Pull out every line with the word "WRTFT".
───── PROVIDED RECORDS ─────
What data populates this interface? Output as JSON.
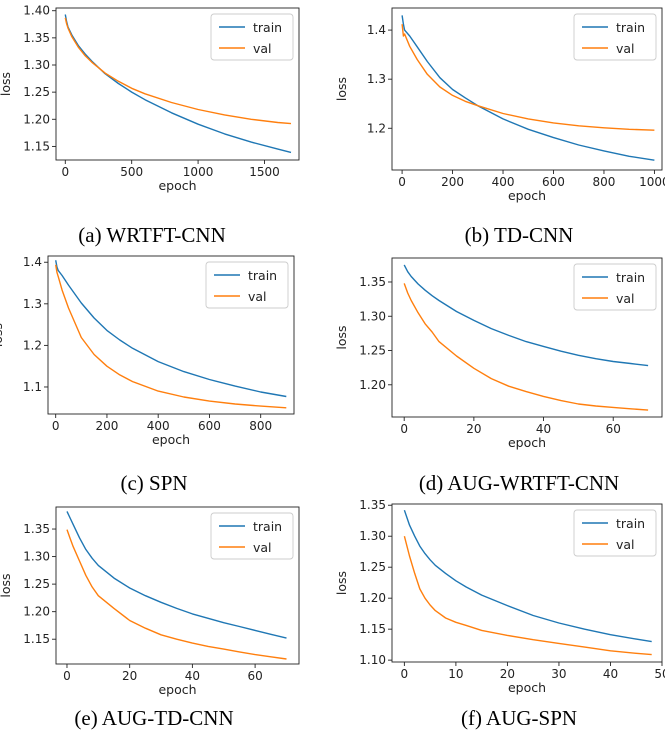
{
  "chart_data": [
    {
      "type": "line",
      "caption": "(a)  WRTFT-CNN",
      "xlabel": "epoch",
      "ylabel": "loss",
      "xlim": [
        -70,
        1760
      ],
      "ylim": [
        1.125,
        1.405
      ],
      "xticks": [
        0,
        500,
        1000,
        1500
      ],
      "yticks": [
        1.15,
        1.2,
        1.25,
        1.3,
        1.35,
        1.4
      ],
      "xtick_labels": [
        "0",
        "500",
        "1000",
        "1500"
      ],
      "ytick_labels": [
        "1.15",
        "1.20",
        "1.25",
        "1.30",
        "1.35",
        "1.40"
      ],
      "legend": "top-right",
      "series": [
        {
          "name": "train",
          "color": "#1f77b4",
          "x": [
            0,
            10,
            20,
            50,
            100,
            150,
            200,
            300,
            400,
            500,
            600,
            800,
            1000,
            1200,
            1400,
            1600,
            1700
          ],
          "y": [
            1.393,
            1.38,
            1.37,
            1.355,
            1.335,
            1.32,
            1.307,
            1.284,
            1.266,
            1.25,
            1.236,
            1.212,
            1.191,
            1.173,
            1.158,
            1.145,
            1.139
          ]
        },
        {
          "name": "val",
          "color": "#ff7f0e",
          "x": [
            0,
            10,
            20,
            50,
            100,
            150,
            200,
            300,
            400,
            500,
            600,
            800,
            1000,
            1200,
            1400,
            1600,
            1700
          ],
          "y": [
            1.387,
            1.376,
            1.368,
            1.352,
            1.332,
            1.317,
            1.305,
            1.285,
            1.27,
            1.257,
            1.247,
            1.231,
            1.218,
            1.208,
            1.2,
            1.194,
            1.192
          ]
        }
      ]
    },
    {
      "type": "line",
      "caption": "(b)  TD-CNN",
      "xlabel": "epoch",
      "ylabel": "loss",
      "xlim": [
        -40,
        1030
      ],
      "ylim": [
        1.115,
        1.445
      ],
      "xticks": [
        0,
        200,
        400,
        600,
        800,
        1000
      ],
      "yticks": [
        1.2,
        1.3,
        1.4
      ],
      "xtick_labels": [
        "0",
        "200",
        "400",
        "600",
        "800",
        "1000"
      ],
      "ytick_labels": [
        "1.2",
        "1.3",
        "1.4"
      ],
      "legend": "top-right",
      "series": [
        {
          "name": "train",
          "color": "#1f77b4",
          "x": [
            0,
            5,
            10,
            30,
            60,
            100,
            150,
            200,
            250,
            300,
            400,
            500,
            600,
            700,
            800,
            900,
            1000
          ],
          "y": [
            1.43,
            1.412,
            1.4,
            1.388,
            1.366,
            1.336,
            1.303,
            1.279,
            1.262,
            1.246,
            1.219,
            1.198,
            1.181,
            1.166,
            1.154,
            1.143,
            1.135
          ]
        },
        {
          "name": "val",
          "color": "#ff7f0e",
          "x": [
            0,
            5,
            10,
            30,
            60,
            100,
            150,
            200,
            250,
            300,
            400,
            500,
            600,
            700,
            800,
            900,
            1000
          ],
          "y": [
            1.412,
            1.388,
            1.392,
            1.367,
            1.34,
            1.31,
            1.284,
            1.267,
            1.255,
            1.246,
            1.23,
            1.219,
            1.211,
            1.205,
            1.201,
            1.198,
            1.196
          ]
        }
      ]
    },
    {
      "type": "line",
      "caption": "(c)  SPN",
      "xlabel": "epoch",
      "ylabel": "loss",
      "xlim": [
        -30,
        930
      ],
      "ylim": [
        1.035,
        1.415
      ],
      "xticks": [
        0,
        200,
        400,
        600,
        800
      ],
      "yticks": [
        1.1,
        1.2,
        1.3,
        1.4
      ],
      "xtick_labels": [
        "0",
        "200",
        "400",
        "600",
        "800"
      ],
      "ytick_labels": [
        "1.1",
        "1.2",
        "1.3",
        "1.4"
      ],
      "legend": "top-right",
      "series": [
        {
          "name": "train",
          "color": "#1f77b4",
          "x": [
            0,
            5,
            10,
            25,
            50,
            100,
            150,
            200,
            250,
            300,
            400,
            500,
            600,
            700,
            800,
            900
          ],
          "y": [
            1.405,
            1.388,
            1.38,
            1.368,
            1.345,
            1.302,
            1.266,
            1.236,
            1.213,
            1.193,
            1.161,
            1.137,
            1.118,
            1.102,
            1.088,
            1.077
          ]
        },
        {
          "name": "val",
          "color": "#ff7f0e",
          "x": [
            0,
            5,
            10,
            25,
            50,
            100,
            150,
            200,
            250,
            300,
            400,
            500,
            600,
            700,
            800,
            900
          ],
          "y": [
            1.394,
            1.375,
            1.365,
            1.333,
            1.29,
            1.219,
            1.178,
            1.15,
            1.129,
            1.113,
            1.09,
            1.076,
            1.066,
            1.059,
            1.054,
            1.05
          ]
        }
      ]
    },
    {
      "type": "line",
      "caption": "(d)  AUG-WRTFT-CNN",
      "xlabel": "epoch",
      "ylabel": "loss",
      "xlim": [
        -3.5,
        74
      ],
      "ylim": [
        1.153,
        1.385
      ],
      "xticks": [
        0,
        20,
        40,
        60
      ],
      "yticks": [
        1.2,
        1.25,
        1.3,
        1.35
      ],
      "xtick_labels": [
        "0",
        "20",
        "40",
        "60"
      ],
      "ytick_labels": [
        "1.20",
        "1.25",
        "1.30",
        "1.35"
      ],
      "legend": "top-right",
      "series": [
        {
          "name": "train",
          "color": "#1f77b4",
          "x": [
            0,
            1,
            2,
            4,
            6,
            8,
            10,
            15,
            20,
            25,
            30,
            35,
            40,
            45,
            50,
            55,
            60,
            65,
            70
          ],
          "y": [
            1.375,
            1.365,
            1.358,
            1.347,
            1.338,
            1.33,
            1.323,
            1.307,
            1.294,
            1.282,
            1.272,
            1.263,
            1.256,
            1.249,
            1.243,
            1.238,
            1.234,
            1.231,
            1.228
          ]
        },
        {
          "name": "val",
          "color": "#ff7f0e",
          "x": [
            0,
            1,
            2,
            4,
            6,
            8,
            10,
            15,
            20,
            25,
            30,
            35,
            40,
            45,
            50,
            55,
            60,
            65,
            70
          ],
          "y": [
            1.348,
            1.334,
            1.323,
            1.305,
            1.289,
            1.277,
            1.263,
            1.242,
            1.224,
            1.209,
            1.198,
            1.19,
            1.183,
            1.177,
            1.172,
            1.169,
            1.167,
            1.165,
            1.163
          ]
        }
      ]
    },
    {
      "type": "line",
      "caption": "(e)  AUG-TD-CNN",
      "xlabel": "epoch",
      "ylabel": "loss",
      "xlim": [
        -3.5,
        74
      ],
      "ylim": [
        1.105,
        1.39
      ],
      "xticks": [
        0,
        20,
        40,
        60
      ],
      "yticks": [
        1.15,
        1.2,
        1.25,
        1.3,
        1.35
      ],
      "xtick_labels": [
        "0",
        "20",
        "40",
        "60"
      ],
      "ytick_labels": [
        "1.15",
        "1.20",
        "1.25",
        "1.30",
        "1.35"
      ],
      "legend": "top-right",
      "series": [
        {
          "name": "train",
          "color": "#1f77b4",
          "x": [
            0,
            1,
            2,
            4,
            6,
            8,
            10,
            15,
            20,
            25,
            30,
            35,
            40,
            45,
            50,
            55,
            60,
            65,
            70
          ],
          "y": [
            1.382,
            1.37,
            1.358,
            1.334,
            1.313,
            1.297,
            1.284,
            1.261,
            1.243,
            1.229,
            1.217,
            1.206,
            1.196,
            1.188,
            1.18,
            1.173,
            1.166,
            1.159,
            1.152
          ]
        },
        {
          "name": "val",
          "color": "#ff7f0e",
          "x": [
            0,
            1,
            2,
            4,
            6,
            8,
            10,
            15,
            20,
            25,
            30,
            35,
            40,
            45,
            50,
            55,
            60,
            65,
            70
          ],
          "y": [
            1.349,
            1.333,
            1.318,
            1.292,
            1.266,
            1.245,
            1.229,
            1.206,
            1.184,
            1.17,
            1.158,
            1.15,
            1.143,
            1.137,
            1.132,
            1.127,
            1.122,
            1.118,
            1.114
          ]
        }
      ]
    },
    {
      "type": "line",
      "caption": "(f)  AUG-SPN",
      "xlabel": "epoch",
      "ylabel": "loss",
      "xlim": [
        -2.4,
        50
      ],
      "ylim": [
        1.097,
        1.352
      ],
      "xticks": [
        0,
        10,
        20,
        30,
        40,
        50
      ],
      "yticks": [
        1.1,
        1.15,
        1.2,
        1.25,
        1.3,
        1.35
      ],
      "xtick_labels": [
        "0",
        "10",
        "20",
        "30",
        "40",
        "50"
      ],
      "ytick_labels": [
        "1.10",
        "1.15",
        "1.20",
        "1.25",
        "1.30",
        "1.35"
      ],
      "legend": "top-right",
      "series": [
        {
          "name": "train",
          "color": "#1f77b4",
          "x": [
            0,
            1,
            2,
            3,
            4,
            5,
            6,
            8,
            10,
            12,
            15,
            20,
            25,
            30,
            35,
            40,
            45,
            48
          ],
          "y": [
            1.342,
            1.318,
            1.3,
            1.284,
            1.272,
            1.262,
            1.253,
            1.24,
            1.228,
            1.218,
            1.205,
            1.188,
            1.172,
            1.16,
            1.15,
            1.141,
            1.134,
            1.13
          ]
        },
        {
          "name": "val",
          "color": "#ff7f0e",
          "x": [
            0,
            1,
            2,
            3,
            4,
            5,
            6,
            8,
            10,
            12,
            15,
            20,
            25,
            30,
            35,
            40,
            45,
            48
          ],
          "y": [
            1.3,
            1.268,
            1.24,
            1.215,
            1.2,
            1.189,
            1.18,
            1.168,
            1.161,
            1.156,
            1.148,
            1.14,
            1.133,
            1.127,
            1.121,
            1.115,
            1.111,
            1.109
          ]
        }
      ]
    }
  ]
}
─────
**WORKED ANSWER**
      "caption": "(a)  WRTFT-CNN",
      "caption": "(d)  AUG-WRTFT-CNN",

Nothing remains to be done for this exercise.